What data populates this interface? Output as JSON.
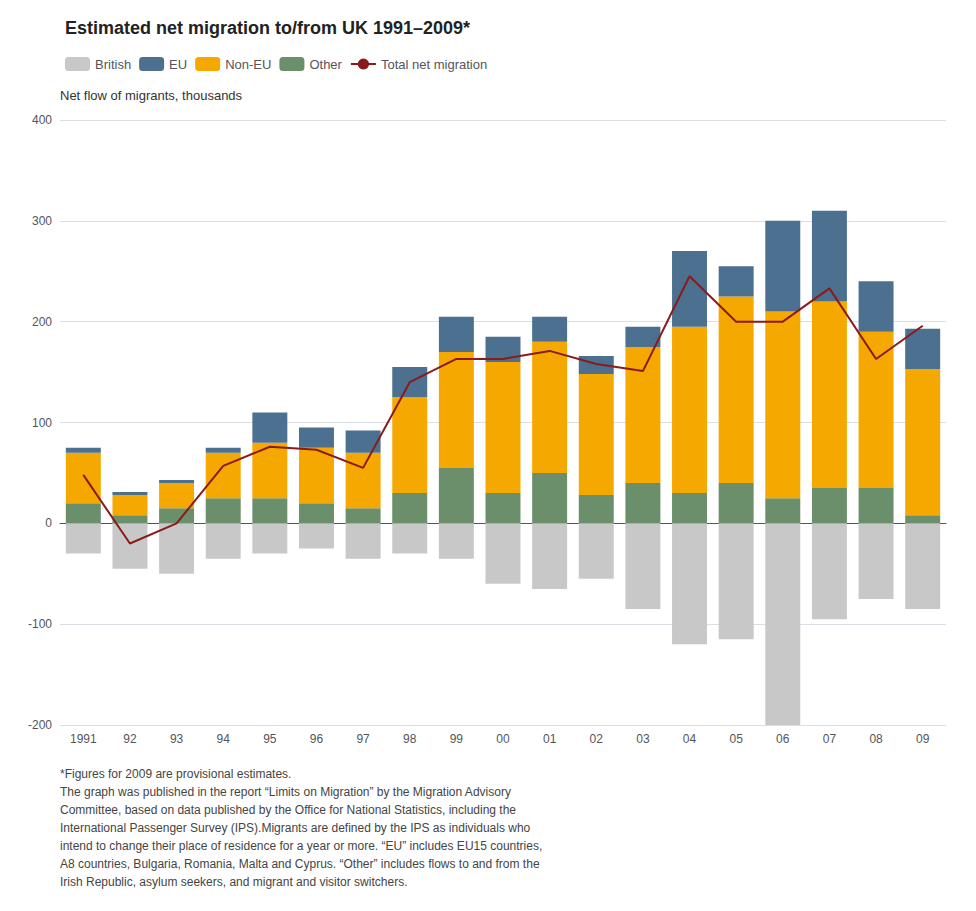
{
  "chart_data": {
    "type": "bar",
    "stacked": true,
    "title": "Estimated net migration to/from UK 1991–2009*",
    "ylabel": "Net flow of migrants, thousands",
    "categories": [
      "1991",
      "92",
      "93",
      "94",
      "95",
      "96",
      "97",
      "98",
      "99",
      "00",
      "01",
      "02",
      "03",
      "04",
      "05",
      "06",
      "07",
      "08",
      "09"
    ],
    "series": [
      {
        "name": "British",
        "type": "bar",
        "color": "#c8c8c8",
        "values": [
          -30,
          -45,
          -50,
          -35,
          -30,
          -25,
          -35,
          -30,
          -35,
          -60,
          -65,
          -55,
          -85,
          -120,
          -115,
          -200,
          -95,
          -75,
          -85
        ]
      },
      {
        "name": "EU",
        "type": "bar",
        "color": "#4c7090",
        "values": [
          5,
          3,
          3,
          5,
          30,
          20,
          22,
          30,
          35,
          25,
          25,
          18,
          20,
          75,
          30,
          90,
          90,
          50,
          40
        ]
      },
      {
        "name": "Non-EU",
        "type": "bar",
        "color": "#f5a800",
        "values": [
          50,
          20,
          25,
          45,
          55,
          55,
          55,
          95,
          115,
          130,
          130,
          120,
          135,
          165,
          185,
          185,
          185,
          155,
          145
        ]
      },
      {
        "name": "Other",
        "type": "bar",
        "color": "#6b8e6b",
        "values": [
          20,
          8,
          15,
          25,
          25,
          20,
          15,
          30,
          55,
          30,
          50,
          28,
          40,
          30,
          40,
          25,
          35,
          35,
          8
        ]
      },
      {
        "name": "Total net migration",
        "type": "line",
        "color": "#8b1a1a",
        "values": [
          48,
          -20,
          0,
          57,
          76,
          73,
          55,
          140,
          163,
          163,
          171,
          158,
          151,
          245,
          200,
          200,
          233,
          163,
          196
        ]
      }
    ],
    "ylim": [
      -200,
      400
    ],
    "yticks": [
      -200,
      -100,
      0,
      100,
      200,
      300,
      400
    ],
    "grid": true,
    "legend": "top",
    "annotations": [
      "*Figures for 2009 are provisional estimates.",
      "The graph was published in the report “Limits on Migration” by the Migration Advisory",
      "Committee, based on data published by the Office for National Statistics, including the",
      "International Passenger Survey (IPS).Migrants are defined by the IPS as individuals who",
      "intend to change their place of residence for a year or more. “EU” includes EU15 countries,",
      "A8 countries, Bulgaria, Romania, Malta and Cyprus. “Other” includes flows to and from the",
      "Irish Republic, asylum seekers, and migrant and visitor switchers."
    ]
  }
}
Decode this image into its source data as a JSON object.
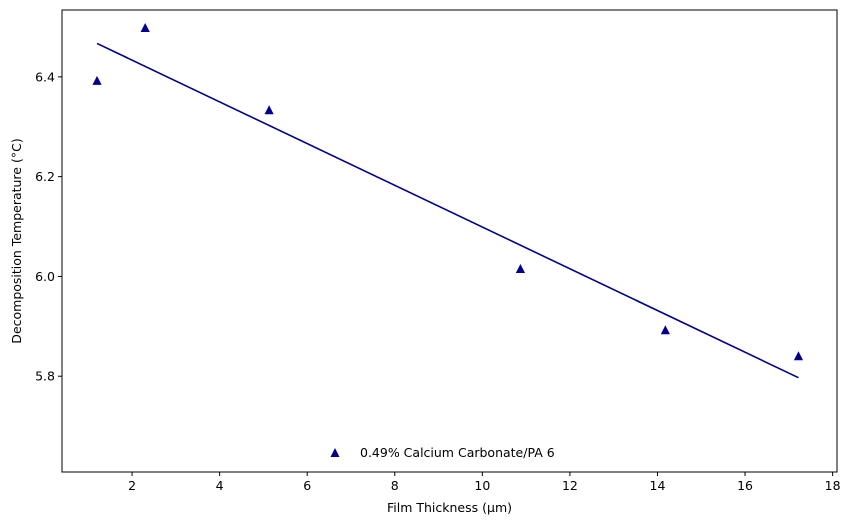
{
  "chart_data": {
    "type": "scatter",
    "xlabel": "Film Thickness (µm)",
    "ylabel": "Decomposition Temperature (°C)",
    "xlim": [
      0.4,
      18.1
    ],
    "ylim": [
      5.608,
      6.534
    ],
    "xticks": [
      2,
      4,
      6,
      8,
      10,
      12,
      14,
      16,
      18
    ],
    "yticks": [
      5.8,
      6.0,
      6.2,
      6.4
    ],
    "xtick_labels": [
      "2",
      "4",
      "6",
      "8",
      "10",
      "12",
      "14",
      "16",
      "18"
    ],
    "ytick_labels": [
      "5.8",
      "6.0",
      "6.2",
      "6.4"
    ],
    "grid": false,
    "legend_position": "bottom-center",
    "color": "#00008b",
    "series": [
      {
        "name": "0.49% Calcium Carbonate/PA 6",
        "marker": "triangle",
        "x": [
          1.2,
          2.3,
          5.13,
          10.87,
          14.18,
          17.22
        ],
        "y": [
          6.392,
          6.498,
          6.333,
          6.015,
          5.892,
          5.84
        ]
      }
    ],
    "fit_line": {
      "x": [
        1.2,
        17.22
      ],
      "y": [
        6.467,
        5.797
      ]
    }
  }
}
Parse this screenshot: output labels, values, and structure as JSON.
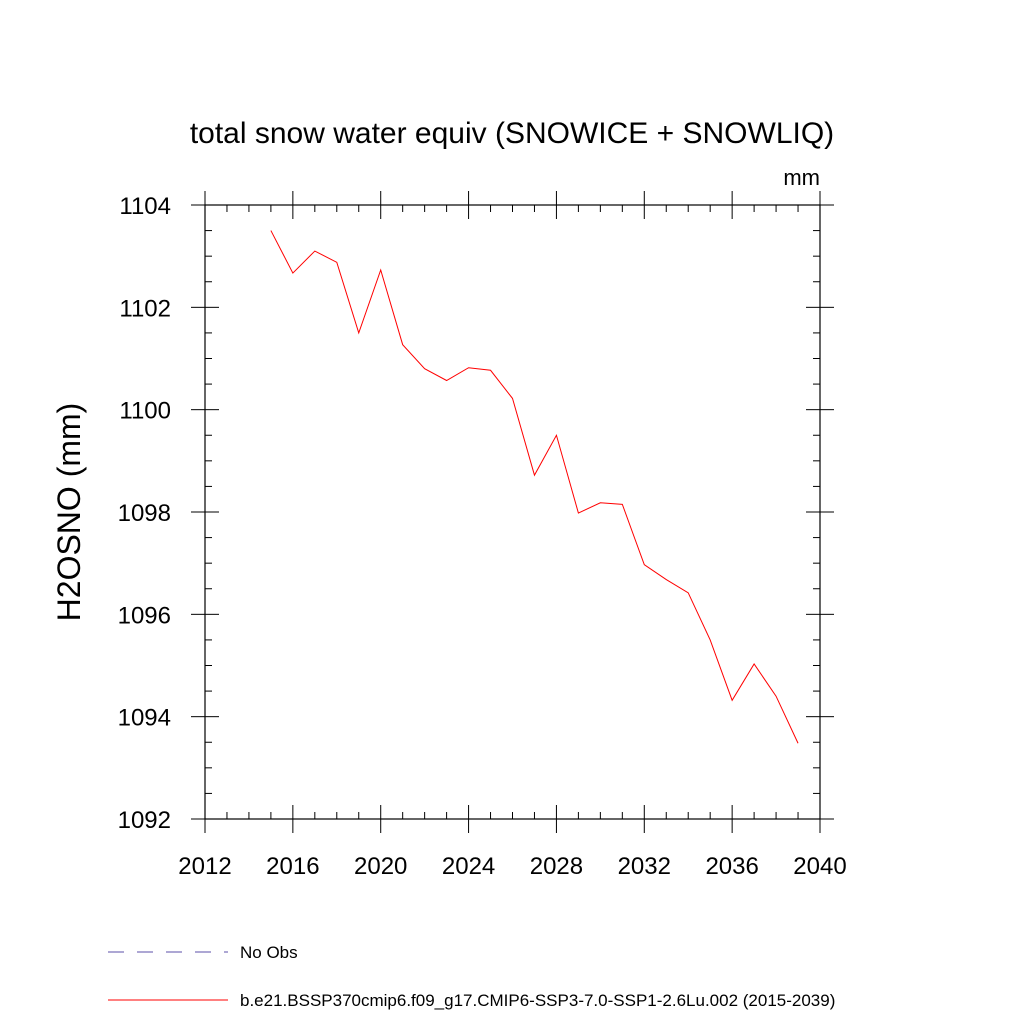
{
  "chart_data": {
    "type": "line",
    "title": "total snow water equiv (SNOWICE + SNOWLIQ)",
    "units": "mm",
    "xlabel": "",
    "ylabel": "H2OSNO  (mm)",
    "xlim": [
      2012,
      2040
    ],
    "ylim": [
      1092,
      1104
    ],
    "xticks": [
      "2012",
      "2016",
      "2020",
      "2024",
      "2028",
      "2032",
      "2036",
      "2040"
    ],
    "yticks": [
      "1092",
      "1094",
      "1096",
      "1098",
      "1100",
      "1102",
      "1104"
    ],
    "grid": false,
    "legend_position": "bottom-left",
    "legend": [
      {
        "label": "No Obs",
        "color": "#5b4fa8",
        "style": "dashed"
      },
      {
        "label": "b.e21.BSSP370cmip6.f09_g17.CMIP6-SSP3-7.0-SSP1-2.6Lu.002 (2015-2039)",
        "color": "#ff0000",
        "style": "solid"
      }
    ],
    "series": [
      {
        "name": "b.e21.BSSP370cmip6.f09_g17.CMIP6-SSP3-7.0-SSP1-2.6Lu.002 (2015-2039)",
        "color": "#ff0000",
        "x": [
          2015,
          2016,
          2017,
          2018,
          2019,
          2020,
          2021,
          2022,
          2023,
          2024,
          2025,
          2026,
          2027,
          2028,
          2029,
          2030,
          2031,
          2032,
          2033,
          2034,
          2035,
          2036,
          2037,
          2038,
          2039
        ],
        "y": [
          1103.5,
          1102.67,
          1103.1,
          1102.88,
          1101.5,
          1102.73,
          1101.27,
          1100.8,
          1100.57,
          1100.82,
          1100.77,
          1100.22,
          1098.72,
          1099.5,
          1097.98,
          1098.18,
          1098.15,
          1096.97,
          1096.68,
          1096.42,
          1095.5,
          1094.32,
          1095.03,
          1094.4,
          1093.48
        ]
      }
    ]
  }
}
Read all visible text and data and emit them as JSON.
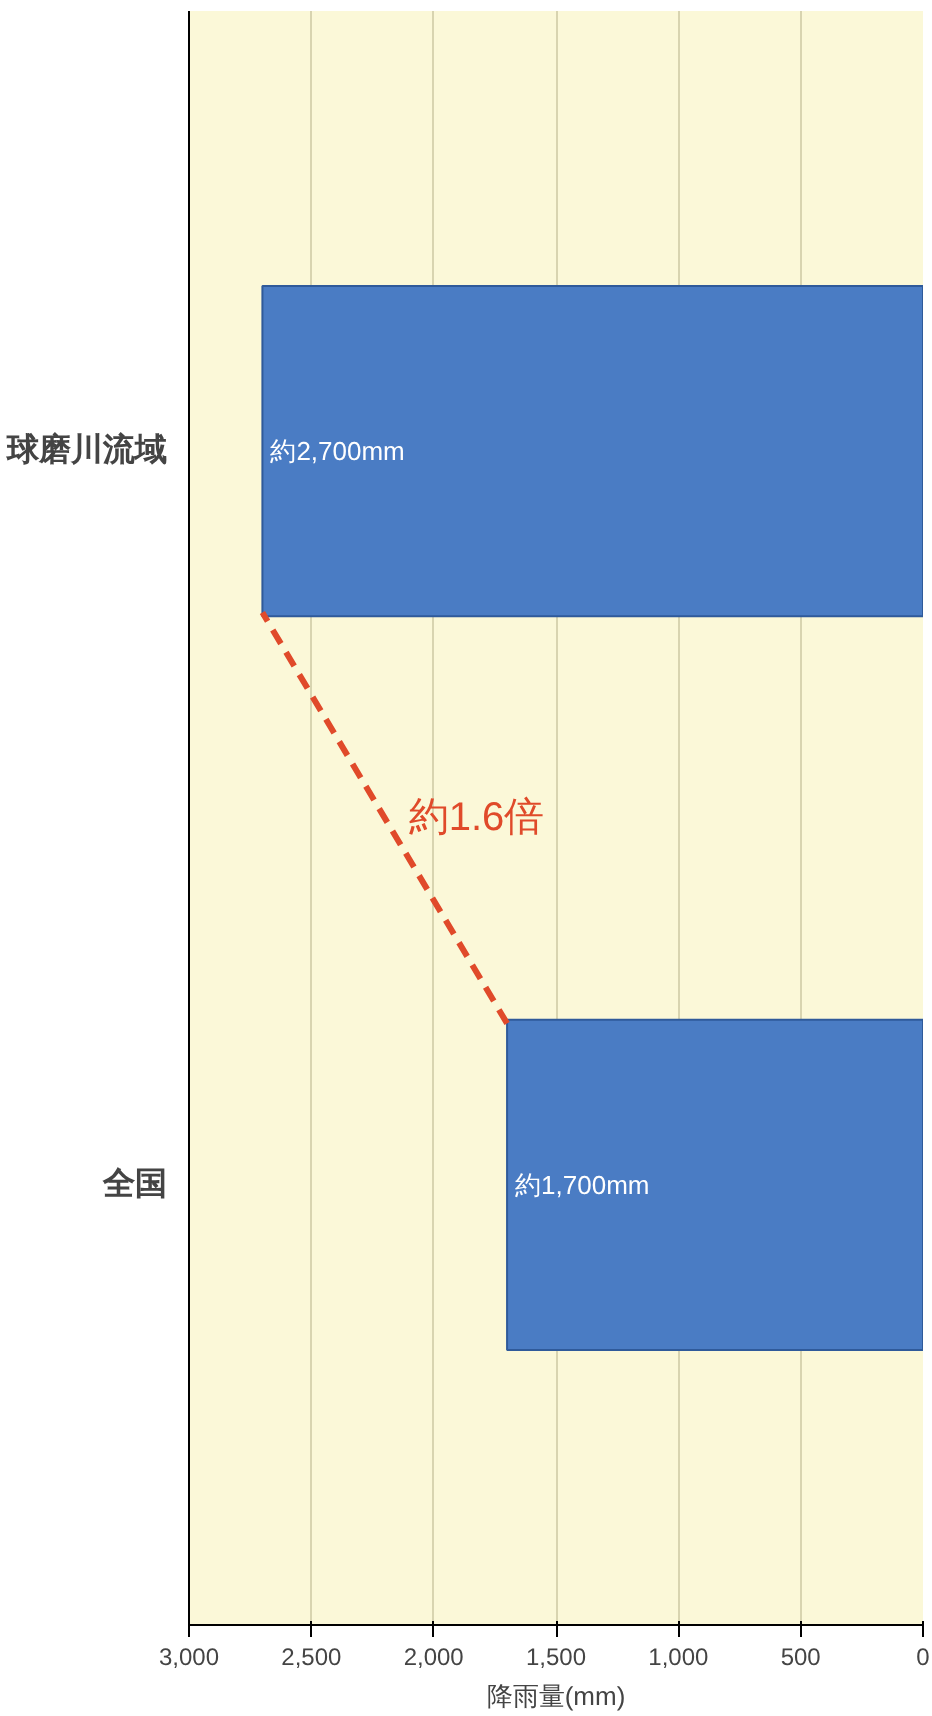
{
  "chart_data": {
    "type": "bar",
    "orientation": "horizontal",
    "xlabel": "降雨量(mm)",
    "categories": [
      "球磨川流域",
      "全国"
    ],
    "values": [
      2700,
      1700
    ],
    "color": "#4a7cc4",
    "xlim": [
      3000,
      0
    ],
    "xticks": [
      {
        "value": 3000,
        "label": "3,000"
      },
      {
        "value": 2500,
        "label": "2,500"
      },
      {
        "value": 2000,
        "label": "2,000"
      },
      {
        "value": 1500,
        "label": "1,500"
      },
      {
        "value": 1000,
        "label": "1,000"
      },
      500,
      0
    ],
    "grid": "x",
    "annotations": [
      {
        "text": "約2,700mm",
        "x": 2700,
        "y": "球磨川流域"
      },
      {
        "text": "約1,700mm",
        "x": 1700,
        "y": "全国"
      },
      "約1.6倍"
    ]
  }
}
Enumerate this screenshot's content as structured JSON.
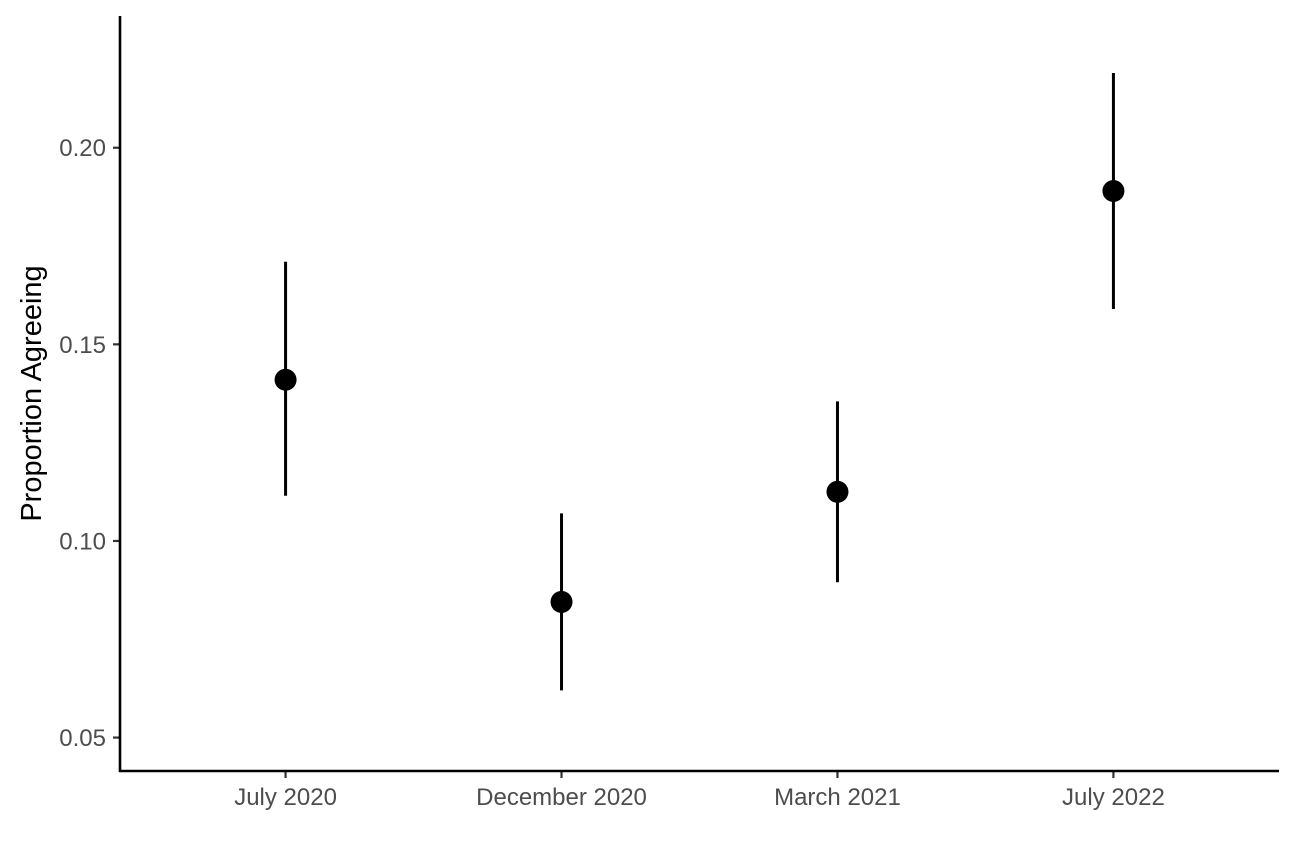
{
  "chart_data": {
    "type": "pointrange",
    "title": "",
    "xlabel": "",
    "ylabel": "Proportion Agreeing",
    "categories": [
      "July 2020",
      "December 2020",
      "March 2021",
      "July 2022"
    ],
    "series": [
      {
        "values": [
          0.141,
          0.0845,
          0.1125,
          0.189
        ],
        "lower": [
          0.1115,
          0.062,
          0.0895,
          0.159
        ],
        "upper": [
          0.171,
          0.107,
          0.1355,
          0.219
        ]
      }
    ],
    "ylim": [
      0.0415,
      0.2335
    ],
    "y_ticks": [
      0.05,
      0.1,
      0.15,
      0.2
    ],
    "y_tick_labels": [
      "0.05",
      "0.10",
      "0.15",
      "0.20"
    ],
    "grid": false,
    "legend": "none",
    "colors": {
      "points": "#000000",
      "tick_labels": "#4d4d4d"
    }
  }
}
****************************************
§ **Written exercise**: Keep the pictures out of the copy and write out the data exactly as it stands.

§ **Solution to this exercise**:
What data populates this interface? Output as JSON.
{
  "chart_data": {
    "type": "bar",
    "stacked": true,
    "title": "Estimated net migration to/from UK 1991–2009*",
    "ylabel": "Net flow of migrants, thousands",
    "categories": [
      "1991",
      "92",
      "93",
      "94",
      "95",
      "96",
      "97",
      "98",
      "99",
      "00",
      "01",
      "02",
      "03",
      "04",
      "05",
      "06",
      "07",
      "08",
      "09"
    ],
    "series": [
      {
        "name": "British",
        "type": "bar",
        "color": "#c8c8c8",
        "values": [
          -30,
          -45,
          -50,
          -35,
          -30,
          -25,
          -35,
          -30,
          -35,
          -60,
          -65,
          -55,
          -85,
          -120,
          -115,
          -200,
          -95,
          -75,
          -85
        ]
      },
      {
        "name": "EU",
        "type": "bar",
        "color": "#4c7090",
        "values": [
          5,
          3,
          3,
          5,
          30,
          20,
          22,
          30,
          35,
          25,
          25,
          18,
          20,
          75,
          30,
          90,
          90,
          50,
          40
        ]
      },
      {
        "name": "Non-EU",
        "type": "bar",
        "color": "#f5a800",
        "values": [
          50,
          20,
          25,
          45,
          55,
          55,
          55,
          95,
          115,
          130,
          130,
          120,
          135,
          165,
          185,
          185,
          185,
          155,
          145
        ]
      },
      {
        "name": "Other",
        "type": "bar",
        "color": "#6b8e6b",
        "values": [
          20,
          8,
          15,
          25,
          25,
          20,
          15,
          30,
          55,
          30,
          50,
          28,
          40,
          30,
          40,
          25,
          35,
          35,
          8
        ]
      },
      {
        "name": "Total net migration",
        "type": "line",
        "color": "#8b1a1a",
        "values": [
          48,
          -20,
          0,
          57,
          76,
          73,
          55,
          140,
          163,
          163,
          171,
          158,
          151,
          245,
          200,
          200,
          233,
          163,
          196
        ]
      }
    ],
    "ylim": [
      -200,
      400
    ],
    "yticks": [
      -200,
      -100,
      0,
      100,
      200,
      300,
      400
    ],
    "grid": true,
    "legend": "top",
    "annotations": [
      "*Figures for 2009 are provisional estimates.",
      "The graph was published in the report “Limits on Migration” by the Migration Advisory",
      "Committee, based on data published by the Office for National Statistics, including the",
      "International Passenger Survey (IPS).Migrants are defined by the IPS as individuals who",
      "intend to change their place of residence for a year or more. “EU” includes EU15 countries,",
      "A8 countries, Bulgaria, Romania, Malta and Cyprus. “Other” includes flows to and from the",
      "Irish Republic, asylum seekers, and migrant and visitor switchers."
    ]
  }
}
Decode this image into its source data as a JSON object.
{
  "chart_data": {
    "type": "scatter",
    "xlabel": "Film Thickness (µm)",
    "ylabel": "Decomposition Temperature (°C)",
    "xlim": [
      0.4,
      18.1
    ],
    "ylim": [
      5.608,
      6.534
    ],
    "xticks": [
      2,
      4,
      6,
      8,
      10,
      12,
      14,
      16,
      18
    ],
    "yticks": [
      5.8,
      6.0,
      6.2,
      6.4
    ],
    "xtick_labels": [
      "2",
      "4",
      "6",
      "8",
      "10",
      "12",
      "14",
      "16",
      "18"
    ],
    "ytick_labels": [
      "5.8",
      "6.0",
      "6.2",
      "6.4"
    ],
    "grid": false,
    "legend_position": "bottom-center",
    "color": "#00008b",
    "series": [
      {
        "name": "0.49% Calcium Carbonate/PA 6",
        "marker": "triangle",
        "x": [
          1.2,
          2.3,
          5.13,
          10.87,
          14.18,
          17.22
        ],
        "y": [
          6.392,
          6.498,
          6.333,
          6.015,
          5.892,
          5.84
        ]
      }
    ],
    "fit_line": {
      "x": [
        1.2,
        17.22
      ],
      "y": [
        6.467,
        5.797
      ]
    }
  }
}
Parse this screenshot: output labels, values, and structure as JSON.
{
  "chart_data": {
    "type": "line",
    "title": "total snow water equiv (SNOWICE + SNOWLIQ)",
    "units": "mm",
    "xlabel": "",
    "ylabel": "H2OSNO  (mm)",
    "xlim": [
      2012,
      2040
    ],
    "ylim": [
      1092,
      1104
    ],
    "xticks": [
      "2012",
      "2016",
      "2020",
      "2024",
      "2028",
      "2032",
      "2036",
      "2040"
    ],
    "yticks": [
      "1092",
      "1094",
      "1096",
      "1098",
      "1100",
      "1102",
      "1104"
    ],
    "grid": false,
    "legend_position": "bottom-left",
    "legend": [
      {
        "label": "No Obs",
        "color": "#5b4fa8",
        "style": "dashed"
      },
      {
        "label": "b.e21.BSSP370cmip6.f09_g17.CMIP6-SSP3-7.0-SSP1-2.6Lu.002 (2015-2039)",
        "color": "#ff0000",
        "style": "solid"
      }
    ],
    "series": [
      {
        "name": "b.e21.BSSP370cmip6.f09_g17.CMIP6-SSP3-7.0-SSP1-2.6Lu.002 (2015-2039)",
        "color": "#ff0000",
        "x": [
          2015,
          2016,
          2017,
          2018,
          2019,
          2020,
          2021,
          2022,
          2023,
          2024,
          2025,
          2026,
          2027,
          2028,
          2029,
          2030,
          2031,
          2032,
          2033,
          2034,
          2035,
          2036,
          2037,
          2038,
          2039
        ],
        "y": [
          1103.5,
          1102.67,
          1103.1,
          1102.88,
          1101.5,
          1102.73,
          1101.27,
          1100.8,
          1100.57,
          1100.82,
          1100.77,
          1100.22,
          1098.72,
          1099.5,
          1097.98,
          1098.18,
          1098.15,
          1096.97,
          1096.68,
          1096.42,
          1095.5,
          1094.32,
          1095.03,
          1094.4,
          1093.48
        ]
      }
    ]
  }
}
Read all visible text and data and emit them as JSON.
{
  "chart_data": {
    "type": "bar",
    "orientation": "horizontal",
    "xlabel": "降雨量(mm)",
    "categories": [
      "球磨川流域",
      "全国"
    ],
    "values": [
      2700,
      1700
    ],
    "color": "#4a7cc4",
    "xlim": [
      3000,
      0
    ],
    "xticks": [
      {
        "value": 3000,
        "label": "3,000"
      },
      {
        "value": 2500,
        "label": "2,500"
      },
      {
        "value": 2000,
        "label": "2,000"
      },
      {
        "value": 1500,
        "label": "1,500"
      },
      {
        "value": 1000,
        "label": "1,000"
      },
      500,
      0
    ],
    "grid": "x",
    "annotations": [
      {
        "text": "約2,700mm",
        "x": 2700,
        "y": "球磨川流域"
      },
      {
        "text": "約1,700mm",
        "x": 1700,
        "y": "全国"
      },
      "約1.6倍"
    ]
  }
}
Enumerate this screenshot's content as structured JSON.
{
  "chart_data": {
    "type": "pointrange",
    "title": "",
    "xlabel": "",
    "ylabel": "Proportion Agreeing",
    "categories": [
      "July 2020",
      "December 2020",
      "March 2021",
      "July 2022"
    ],
    "series": [
      {
        "values": [
          0.141,
          0.0845,
          0.1125,
          0.189
        ],
        "lower": [
          0.1115,
          0.062,
          0.0895,
          0.159
        ],
        "upper": [
          0.171,
          0.107,
          0.1355,
          0.219
        ]
      }
    ],
    "ylim": [
      0.0415,
      0.2335
    ],
    "y_ticks": [
      0.05,
      0.1,
      0.15,
      0.2
    ],
    "y_tick_labels": [
      "0.05",
      "0.10",
      "0.15",
      "0.20"
    ],
    "grid": false,
    "legend": "none",
    "colors": {
      "points": "#000000",
      "tick_labels": "#4d4d4d"
    }
  }
}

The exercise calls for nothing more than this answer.